# Exercise requirements:
Reproduce the material word for word, starting at its first line and ending at the line that contains "kp-bar[interactable] [218, 337, 246, 515]", with both of these lines included.

## Begin Supplied information

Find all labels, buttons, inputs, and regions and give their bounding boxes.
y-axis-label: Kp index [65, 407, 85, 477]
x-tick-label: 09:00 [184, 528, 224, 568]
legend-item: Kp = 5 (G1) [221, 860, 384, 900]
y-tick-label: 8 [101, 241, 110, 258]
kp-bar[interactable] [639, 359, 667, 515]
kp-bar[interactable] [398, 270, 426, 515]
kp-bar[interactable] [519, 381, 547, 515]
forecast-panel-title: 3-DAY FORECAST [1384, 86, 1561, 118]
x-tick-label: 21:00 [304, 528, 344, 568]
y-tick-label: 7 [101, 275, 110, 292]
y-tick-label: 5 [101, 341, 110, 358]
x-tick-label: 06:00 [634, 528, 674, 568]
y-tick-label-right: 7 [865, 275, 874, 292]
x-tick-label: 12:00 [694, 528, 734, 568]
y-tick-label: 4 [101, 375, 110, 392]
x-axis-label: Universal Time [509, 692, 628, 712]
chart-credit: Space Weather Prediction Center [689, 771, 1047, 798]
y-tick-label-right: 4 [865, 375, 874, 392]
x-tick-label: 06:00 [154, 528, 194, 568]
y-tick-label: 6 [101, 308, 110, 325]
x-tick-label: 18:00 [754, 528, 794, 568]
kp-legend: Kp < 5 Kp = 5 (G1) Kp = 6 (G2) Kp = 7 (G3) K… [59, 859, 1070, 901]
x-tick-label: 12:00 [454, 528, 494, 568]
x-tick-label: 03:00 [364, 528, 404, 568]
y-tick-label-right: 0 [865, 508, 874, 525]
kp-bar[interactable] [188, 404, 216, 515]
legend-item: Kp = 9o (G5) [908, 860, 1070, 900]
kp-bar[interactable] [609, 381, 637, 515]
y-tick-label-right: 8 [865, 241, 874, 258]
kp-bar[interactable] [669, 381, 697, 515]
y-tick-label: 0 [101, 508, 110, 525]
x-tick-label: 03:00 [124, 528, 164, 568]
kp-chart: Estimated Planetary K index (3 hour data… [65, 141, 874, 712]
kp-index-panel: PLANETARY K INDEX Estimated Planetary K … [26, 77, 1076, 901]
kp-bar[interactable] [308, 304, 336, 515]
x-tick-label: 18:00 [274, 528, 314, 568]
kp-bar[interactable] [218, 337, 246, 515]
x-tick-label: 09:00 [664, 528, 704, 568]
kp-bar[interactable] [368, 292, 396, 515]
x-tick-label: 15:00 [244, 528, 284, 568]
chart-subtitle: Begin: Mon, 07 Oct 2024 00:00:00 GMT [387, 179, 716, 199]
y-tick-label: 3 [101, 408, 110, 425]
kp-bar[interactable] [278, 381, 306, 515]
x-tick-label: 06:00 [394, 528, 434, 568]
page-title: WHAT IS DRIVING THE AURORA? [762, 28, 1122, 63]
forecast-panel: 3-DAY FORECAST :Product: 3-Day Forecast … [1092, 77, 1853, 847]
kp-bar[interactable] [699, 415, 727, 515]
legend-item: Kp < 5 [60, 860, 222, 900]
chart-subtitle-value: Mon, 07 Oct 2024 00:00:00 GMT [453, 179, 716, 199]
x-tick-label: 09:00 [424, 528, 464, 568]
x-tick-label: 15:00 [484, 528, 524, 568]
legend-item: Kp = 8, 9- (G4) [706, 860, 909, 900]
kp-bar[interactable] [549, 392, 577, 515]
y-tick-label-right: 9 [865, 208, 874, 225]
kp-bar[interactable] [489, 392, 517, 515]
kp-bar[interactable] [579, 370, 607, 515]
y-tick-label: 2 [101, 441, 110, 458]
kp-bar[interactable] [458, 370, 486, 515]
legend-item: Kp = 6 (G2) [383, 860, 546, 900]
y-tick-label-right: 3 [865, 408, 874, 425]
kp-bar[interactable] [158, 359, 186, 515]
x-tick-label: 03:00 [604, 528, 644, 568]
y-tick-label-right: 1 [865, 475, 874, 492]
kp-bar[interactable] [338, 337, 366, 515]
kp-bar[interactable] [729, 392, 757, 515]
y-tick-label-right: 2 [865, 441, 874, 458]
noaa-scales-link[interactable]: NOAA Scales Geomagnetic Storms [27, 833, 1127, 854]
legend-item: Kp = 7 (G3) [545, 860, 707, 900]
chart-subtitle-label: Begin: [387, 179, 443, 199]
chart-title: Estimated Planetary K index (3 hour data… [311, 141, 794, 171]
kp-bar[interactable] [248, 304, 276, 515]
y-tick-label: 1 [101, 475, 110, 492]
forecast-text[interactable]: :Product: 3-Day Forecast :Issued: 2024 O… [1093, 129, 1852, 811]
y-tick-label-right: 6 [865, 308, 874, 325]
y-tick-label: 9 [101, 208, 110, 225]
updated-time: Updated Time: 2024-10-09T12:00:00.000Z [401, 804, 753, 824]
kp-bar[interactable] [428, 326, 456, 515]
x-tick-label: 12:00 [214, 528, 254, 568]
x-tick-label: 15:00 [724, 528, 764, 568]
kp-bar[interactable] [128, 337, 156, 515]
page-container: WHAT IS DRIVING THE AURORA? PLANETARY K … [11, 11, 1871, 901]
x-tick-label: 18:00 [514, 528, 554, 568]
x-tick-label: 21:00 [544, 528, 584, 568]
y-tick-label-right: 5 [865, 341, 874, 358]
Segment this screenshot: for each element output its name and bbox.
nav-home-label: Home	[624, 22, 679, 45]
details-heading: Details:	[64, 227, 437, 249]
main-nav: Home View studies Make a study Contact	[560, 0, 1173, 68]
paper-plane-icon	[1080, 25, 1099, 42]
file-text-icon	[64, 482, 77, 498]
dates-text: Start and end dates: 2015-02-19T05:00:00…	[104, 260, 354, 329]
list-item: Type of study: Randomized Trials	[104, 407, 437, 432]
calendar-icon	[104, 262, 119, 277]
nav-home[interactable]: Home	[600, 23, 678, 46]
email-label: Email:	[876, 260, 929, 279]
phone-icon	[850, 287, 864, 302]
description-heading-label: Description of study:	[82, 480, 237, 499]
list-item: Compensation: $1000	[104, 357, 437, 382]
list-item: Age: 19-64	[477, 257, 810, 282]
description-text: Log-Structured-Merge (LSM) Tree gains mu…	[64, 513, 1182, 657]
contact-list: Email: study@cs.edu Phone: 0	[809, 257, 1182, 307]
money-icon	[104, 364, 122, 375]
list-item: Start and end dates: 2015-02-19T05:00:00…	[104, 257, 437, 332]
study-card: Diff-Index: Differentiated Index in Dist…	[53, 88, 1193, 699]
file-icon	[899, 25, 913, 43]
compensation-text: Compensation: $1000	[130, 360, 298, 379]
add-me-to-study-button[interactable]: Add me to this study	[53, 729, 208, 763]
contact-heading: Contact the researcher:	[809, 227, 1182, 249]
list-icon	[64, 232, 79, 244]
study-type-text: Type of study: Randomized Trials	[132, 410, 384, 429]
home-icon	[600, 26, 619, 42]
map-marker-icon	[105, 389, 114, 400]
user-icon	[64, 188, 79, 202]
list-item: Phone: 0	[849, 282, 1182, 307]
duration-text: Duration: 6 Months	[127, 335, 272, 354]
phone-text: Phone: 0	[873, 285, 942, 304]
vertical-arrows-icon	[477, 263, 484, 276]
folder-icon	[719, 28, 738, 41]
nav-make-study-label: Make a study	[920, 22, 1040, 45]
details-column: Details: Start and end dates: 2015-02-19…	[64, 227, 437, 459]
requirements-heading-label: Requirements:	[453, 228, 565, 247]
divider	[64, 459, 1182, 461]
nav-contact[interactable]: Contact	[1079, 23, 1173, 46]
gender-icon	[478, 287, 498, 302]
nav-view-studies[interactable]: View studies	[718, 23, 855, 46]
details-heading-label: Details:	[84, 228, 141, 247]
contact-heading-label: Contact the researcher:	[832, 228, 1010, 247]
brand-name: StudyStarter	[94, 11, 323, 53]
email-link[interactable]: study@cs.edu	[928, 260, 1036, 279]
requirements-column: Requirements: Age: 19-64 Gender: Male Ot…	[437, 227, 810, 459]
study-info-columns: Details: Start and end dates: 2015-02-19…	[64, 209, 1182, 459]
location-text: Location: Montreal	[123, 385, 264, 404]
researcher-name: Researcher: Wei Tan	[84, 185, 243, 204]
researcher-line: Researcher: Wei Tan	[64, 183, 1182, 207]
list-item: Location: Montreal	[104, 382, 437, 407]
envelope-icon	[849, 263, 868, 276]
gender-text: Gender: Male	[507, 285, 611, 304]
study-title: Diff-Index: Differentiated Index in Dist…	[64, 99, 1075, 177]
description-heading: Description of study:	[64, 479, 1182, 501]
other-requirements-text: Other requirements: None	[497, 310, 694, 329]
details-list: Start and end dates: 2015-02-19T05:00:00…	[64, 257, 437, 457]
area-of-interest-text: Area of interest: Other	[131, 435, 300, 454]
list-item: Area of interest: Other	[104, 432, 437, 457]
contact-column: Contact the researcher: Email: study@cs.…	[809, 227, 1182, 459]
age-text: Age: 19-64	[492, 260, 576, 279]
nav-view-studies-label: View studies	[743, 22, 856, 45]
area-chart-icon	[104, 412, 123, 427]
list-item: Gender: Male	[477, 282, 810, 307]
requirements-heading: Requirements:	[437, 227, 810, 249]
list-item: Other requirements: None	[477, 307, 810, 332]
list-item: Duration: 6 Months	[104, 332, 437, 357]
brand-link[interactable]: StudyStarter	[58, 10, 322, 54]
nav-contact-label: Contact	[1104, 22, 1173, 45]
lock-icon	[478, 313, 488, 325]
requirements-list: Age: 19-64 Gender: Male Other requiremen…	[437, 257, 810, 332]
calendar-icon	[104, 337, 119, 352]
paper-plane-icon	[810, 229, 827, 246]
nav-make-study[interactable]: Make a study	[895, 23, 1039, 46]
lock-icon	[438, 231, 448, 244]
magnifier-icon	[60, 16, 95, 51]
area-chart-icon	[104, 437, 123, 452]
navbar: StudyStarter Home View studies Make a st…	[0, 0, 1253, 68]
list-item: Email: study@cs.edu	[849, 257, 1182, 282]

## End Supplied information

# Response to this task:
Find all labels, buttons, inputs, and regions and give their bounding boxes.
y-axis-label: Kp index [65, 407, 85, 477]
x-tick-label: 09:00 [184, 528, 224, 568]
legend-item: Kp = 5 (G1) [221, 860, 384, 900]
y-tick-label: 8 [101, 241, 110, 258]
kp-bar[interactable] [639, 359, 667, 515]
kp-bar[interactable] [398, 270, 426, 515]
kp-bar[interactable] [519, 381, 547, 515]
forecast-panel-title: 3-DAY FORECAST [1384, 86, 1561, 118]
x-tick-label: 21:00 [304, 528, 344, 568]
y-tick-label: 7 [101, 275, 110, 292]
y-tick-label: 5 [101, 341, 110, 358]
x-tick-label: 06:00 [634, 528, 674, 568]
y-tick-label-right: 7 [865, 275, 874, 292]
x-tick-label: 12:00 [694, 528, 734, 568]
y-tick-label: 4 [101, 375, 110, 392]
x-axis-label: Universal Time [509, 692, 628, 712]
chart-credit: Space Weather Prediction Center [689, 771, 1047, 798]
y-tick-label-right: 4 [865, 375, 874, 392]
x-tick-label: 06:00 [154, 528, 194, 568]
y-tick-label: 6 [101, 308, 110, 325]
x-tick-label: 18:00 [754, 528, 794, 568]
kp-legend: Kp < 5 Kp = 5 (G1) Kp = 6 (G2) Kp = 7 (G3) K… [59, 859, 1070, 901]
x-tick-label: 12:00 [454, 528, 494, 568]
x-tick-label: 03:00 [364, 528, 404, 568]
y-tick-label-right: 0 [865, 508, 874, 525]
kp-bar[interactable] [188, 404, 216, 515]
legend-item: Kp = 9o (G5) [908, 860, 1070, 900]
kp-bar[interactable] [609, 381, 637, 515]
y-tick-label-right: 8 [865, 241, 874, 258]
kp-bar[interactable] [669, 381, 697, 515]
y-tick-label: 0 [101, 508, 110, 525]
x-tick-label: 03:00 [124, 528, 164, 568]
kp-chart: Estimated Planetary K index (3 hour data… [65, 141, 874, 712]
kp-index-panel: PLANETARY K INDEX Estimated Planetary K … [26, 77, 1076, 901]
kp-bar[interactable] [308, 304, 336, 515]
x-tick-label: 18:00 [274, 528, 314, 568]
kp-bar[interactable] [218, 337, 246, 515]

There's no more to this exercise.